Check each line of the data below for the word "indirect", then extract the ones that have it.
>> BEGIN Supplied entries
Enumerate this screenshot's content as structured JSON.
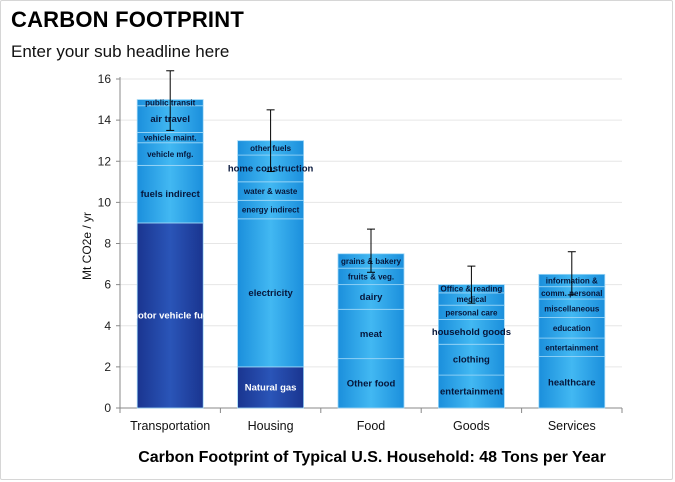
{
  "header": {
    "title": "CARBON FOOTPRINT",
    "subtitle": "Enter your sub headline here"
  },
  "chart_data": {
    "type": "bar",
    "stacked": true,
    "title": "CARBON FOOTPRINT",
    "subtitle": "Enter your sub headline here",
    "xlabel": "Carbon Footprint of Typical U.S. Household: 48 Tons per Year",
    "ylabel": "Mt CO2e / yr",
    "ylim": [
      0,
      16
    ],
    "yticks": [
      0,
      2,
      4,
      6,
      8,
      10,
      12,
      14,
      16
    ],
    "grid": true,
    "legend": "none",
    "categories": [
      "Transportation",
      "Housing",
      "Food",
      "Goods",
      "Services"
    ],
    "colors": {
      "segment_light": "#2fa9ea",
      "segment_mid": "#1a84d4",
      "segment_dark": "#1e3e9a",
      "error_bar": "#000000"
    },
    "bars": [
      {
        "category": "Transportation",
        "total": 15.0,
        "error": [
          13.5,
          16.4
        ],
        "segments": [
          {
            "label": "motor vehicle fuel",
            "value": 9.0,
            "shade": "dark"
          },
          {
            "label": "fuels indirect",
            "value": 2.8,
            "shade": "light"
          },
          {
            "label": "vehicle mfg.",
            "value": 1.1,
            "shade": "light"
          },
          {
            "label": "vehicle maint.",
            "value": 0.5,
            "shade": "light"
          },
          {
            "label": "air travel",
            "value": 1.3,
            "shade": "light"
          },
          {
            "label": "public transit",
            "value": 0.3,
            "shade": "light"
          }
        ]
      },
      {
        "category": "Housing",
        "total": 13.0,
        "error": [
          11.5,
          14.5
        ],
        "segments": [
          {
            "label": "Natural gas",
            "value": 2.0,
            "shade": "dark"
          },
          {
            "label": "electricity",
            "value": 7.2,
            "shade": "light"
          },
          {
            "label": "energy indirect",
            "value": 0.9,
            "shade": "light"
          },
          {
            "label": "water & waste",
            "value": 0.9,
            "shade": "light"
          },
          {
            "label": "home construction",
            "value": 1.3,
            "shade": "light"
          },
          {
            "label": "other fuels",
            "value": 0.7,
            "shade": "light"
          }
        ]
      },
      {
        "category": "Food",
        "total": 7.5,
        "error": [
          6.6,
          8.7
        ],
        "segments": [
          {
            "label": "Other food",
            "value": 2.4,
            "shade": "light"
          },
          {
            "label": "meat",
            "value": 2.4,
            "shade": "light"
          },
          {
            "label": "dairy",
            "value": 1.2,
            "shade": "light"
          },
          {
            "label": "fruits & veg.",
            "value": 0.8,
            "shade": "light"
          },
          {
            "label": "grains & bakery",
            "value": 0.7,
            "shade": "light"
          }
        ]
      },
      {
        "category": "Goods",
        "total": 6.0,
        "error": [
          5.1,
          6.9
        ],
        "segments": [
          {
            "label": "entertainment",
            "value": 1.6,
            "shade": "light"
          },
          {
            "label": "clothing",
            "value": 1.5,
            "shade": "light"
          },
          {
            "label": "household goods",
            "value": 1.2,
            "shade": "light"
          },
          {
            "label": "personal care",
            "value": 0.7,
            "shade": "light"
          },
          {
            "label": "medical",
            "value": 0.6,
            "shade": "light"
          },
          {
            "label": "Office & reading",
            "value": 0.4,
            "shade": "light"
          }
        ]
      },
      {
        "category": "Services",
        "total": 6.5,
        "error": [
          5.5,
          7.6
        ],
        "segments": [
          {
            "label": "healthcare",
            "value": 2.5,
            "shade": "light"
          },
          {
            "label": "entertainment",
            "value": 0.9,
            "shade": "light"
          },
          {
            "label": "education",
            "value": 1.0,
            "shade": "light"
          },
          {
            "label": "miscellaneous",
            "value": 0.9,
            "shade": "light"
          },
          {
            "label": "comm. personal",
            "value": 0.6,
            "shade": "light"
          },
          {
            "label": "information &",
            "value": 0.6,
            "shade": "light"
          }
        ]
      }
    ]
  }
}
>> END Supplied entries
>> BEGIN Supplied entries
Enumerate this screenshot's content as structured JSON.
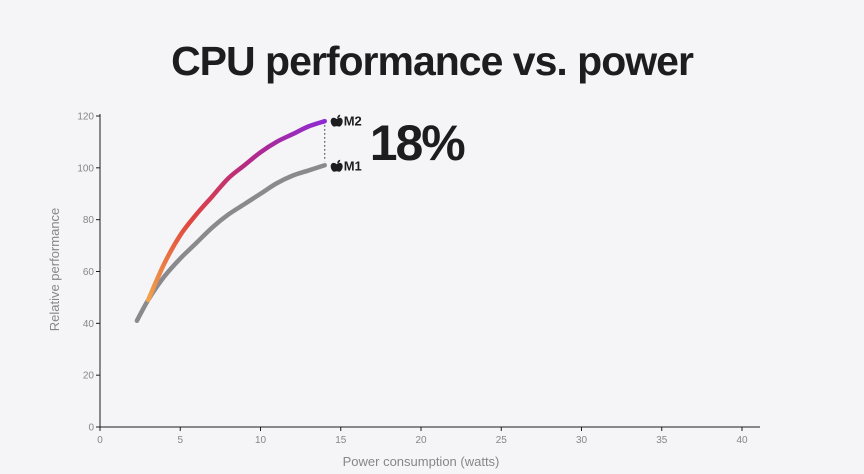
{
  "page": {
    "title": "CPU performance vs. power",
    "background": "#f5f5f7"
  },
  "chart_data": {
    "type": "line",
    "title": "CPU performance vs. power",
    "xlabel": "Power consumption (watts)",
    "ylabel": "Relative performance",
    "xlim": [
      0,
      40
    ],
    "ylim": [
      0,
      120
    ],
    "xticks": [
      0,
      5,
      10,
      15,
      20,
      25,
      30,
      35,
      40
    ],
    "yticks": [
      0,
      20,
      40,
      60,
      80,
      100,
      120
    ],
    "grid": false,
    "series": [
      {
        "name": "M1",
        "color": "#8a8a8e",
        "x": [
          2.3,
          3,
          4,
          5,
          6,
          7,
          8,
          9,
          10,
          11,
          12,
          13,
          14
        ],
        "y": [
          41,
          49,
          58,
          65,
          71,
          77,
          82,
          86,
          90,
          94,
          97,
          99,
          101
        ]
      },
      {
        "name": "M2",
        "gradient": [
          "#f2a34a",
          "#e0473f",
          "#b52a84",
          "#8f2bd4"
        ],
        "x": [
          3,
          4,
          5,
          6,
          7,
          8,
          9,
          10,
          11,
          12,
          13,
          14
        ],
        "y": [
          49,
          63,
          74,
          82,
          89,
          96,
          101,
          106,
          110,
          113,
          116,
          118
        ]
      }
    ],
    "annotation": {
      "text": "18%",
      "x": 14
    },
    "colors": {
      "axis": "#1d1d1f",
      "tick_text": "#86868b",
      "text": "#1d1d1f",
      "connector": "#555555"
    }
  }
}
>> END Supplied entries
Expected answer>
            "label": "fuels indirect",
            "label": "energy indirect",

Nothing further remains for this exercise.